Data items
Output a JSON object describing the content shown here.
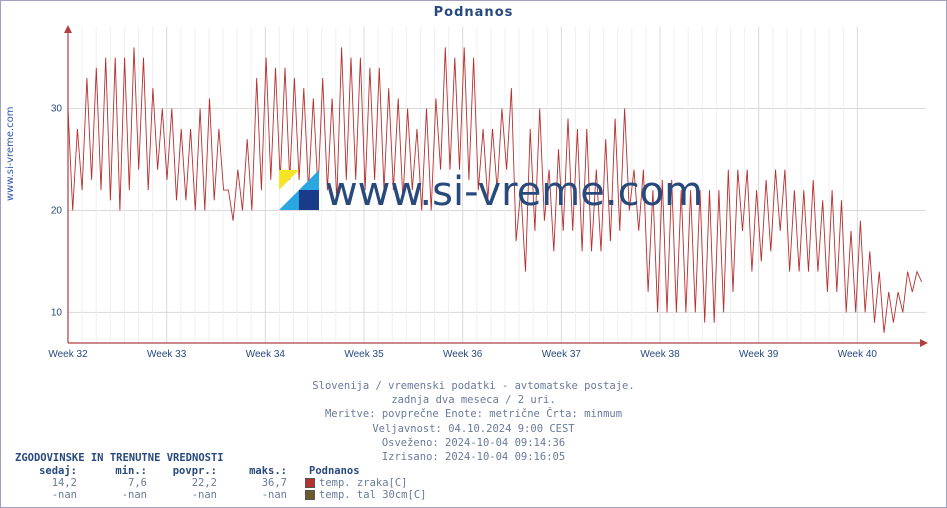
{
  "title": "Podnanos",
  "sidebar_url": "www.si-vreme.com",
  "watermark_text": "www.si-vreme.com",
  "chart": {
    "type": "line",
    "background_color": "#ffffff",
    "grid_color": "#d9d9d9",
    "axis_color": "#b04040",
    "xlabel_color": "#28497c",
    "ylabel_color": "#28497c",
    "line_color": "#b73030",
    "line_width": 0.9,
    "ylim": [
      7,
      38
    ],
    "yticks": [
      10,
      20,
      30
    ],
    "xticks": [
      "Week 32",
      "Week 33",
      "Week 34",
      "Week 35",
      "Week 36",
      "Week 37",
      "Week 38",
      "Week 39",
      "Week 40"
    ],
    "xtick_positions": [
      0,
      0.115,
      0.23,
      0.345,
      0.46,
      0.575,
      0.69,
      0.805,
      0.92
    ],
    "series": [
      30,
      20,
      28,
      22,
      33,
      23,
      34,
      22,
      35,
      21,
      35,
      20,
      35,
      22,
      36,
      24,
      35,
      22,
      32,
      24,
      30,
      23,
      30,
      21,
      28,
      21,
      28,
      20,
      30,
      20,
      31,
      21,
      28,
      22,
      22,
      19,
      24,
      20,
      27,
      20,
      33,
      22,
      35,
      23,
      34,
      23,
      34,
      23,
      33,
      23,
      32,
      22,
      31,
      22,
      33,
      22,
      31,
      21,
      36,
      23,
      35,
      23,
      35,
      22,
      34,
      23,
      34,
      22,
      32,
      22,
      31,
      21,
      30,
      22,
      28,
      20,
      30,
      20,
      31,
      24,
      36,
      24,
      35,
      24,
      36,
      23,
      35,
      22,
      28,
      21,
      28,
      22,
      30,
      24,
      32,
      17,
      22,
      14,
      28,
      18,
      30,
      19,
      24,
      16,
      26,
      18,
      29,
      18,
      28,
      16,
      28,
      16,
      24,
      16,
      27,
      17,
      29,
      18,
      30,
      20,
      24,
      18,
      24,
      12,
      22,
      10,
      23,
      10,
      23,
      10,
      22,
      10,
      22,
      10,
      22,
      9,
      22,
      9,
      22,
      10,
      24,
      12,
      24,
      18,
      24,
      14,
      22,
      15,
      23,
      16,
      24,
      18,
      24,
      14,
      22,
      14,
      22,
      14,
      23,
      14,
      21,
      12,
      22,
      12,
      21,
      10,
      18,
      10,
      19,
      10,
      16,
      9,
      14,
      8,
      12,
      9,
      12,
      10,
      14,
      12,
      14,
      13
    ]
  },
  "meta": {
    "line1": "Slovenija / vremenski podatki - avtomatske postaje.",
    "line2": "zadnja dva meseca / 2 uri.",
    "line3": "Meritve: povprečne  Enote: metrične  Črta: minmum",
    "line4": "Veljavnost: 04.10.2024 9:00 CEST",
    "line5": "Osveženo: 2024-10-04 09:14:36",
    "line6": "Izrisano: 2024-10-04 09:16:05"
  },
  "table": {
    "title": "ZGODOVINSKE IN TRENUTNE VREDNOSTI",
    "headers": [
      "sedaj:",
      "min.:",
      "povpr.:",
      "maks.:"
    ],
    "station": "Podnanos",
    "rows": [
      {
        "values": [
          "14,2",
          "7,6",
          "22,2",
          "36,7"
        ],
        "swatch": "#b73030",
        "label": "temp. zraka[C]"
      },
      {
        "values": [
          "-nan",
          "-nan",
          "-nan",
          "-nan"
        ],
        "swatch": "#6b5a2a",
        "label": "temp. tal 30cm[C]"
      }
    ]
  },
  "wm_icon_colors": {
    "top_left": "#f6e526",
    "top_right": "#2aa6e0",
    "bot_left": "#2aa6e0",
    "bot_right": "#1a3a8a"
  }
}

• EXERCISE REQUIREMENTS
Write the full listing out again with every line unchanged, but include no pictures.

• RESULT OF THIS EXERCISE
Output a JSON object describing the content shown here.
{
  "title": "Podnanos",
  "sidebar_url": "www.si-vreme.com",
  "watermark_text": "www.si-vreme.com",
  "chart": {
    "type": "line",
    "background_color": "#ffffff",
    "grid_color": "#d9d9d9",
    "axis_color": "#b04040",
    "xlabel_color": "#28497c",
    "ylabel_color": "#28497c",
    "line_color": "#b73030",
    "line_width": 0.9,
    "ylim": [
      7,
      38
    ],
    "yticks": [
      10,
      20,
      30
    ],
    "xticks": [
      "Week 32",
      "Week 33",
      "Week 34",
      "Week 35",
      "Week 36",
      "Week 37",
      "Week 38",
      "Week 39",
      "Week 40"
    ],
    "xtick_positions": [
      0,
      0.115,
      0.23,
      0.345,
      0.46,
      0.575,
      0.69,
      0.805,
      0.92
    ],
    "series": [
      30,
      20,
      28,
      22,
      33,
      23,
      34,
      22,
      35,
      21,
      35,
      20,
      35,
      22,
      36,
      24,
      35,
      22,
      32,
      24,
      30,
      23,
      30,
      21,
      28,
      21,
      28,
      20,
      30,
      20,
      31,
      21,
      28,
      22,
      22,
      19,
      24,
      20,
      27,
      20,
      33,
      22,
      35,
      23,
      34,
      23,
      34,
      23,
      33,
      23,
      32,
      22,
      31,
      22,
      33,
      22,
      31,
      21,
      36,
      23,
      35,
      23,
      35,
      22,
      34,
      23,
      34,
      22,
      32,
      22,
      31,
      21,
      30,
      22,
      28,
      20,
      30,
      20,
      31,
      24,
      36,
      24,
      35,
      24,
      36,
      23,
      35,
      22,
      28,
      21,
      28,
      22,
      30,
      24,
      32,
      17,
      22,
      14,
      28,
      18,
      30,
      19,
      24,
      16,
      26,
      18,
      29,
      18,
      28,
      16,
      28,
      16,
      24,
      16,
      27,
      17,
      29,
      18,
      30,
      20,
      24,
      18,
      24,
      12,
      22,
      10,
      23,
      10,
      23,
      10,
      22,
      10,
      22,
      10,
      22,
      9,
      22,
      9,
      22,
      10,
      24,
      12,
      24,
      18,
      24,
      14,
      22,
      15,
      23,
      16,
      24,
      18,
      24,
      14,
      22,
      14,
      22,
      14,
      23,
      14,
      21,
      12,
      22,
      12,
      21,
      10,
      18,
      10,
      19,
      10,
      16,
      9,
      14,
      8,
      12,
      9,
      12,
      10,
      14,
      12,
      14,
      13
    ]
  },
  "meta": {
    "line1": "Slovenija / vremenski podatki - avtomatske postaje.",
    "line2": "zadnja dva meseca / 2 uri.",
    "line3": "Meritve: povprečne  Enote: metrične  Črta: minmum",
    "line4": "Veljavnost: 04.10.2024 9:00 CEST",
    "line5": "Osveženo: 2024-10-04 09:14:36",
    "line6": "Izrisano: 2024-10-04 09:16:05"
  },
  "table": {
    "title": "ZGODOVINSKE IN TRENUTNE VREDNOSTI",
    "headers": [
      "sedaj:",
      "min.:",
      "povpr.:",
      "maks.:"
    ],
    "station": "Podnanos",
    "rows": [
      {
        "values": [
          "14,2",
          "7,6",
          "22,2",
          "36,7"
        ],
        "swatch": "#b73030",
        "label": "temp. zraka[C]"
      },
      {
        "values": [
          "-nan",
          "-nan",
          "-nan",
          "-nan"
        ],
        "swatch": "#6b5a2a",
        "label": "temp. tal 30cm[C]"
      }
    ]
  },
  "wm_icon_colors": {
    "top_left": "#f6e526",
    "top_right": "#2aa6e0",
    "bot_left": "#2aa6e0",
    "bot_right": "#1a3a8a"
  }
}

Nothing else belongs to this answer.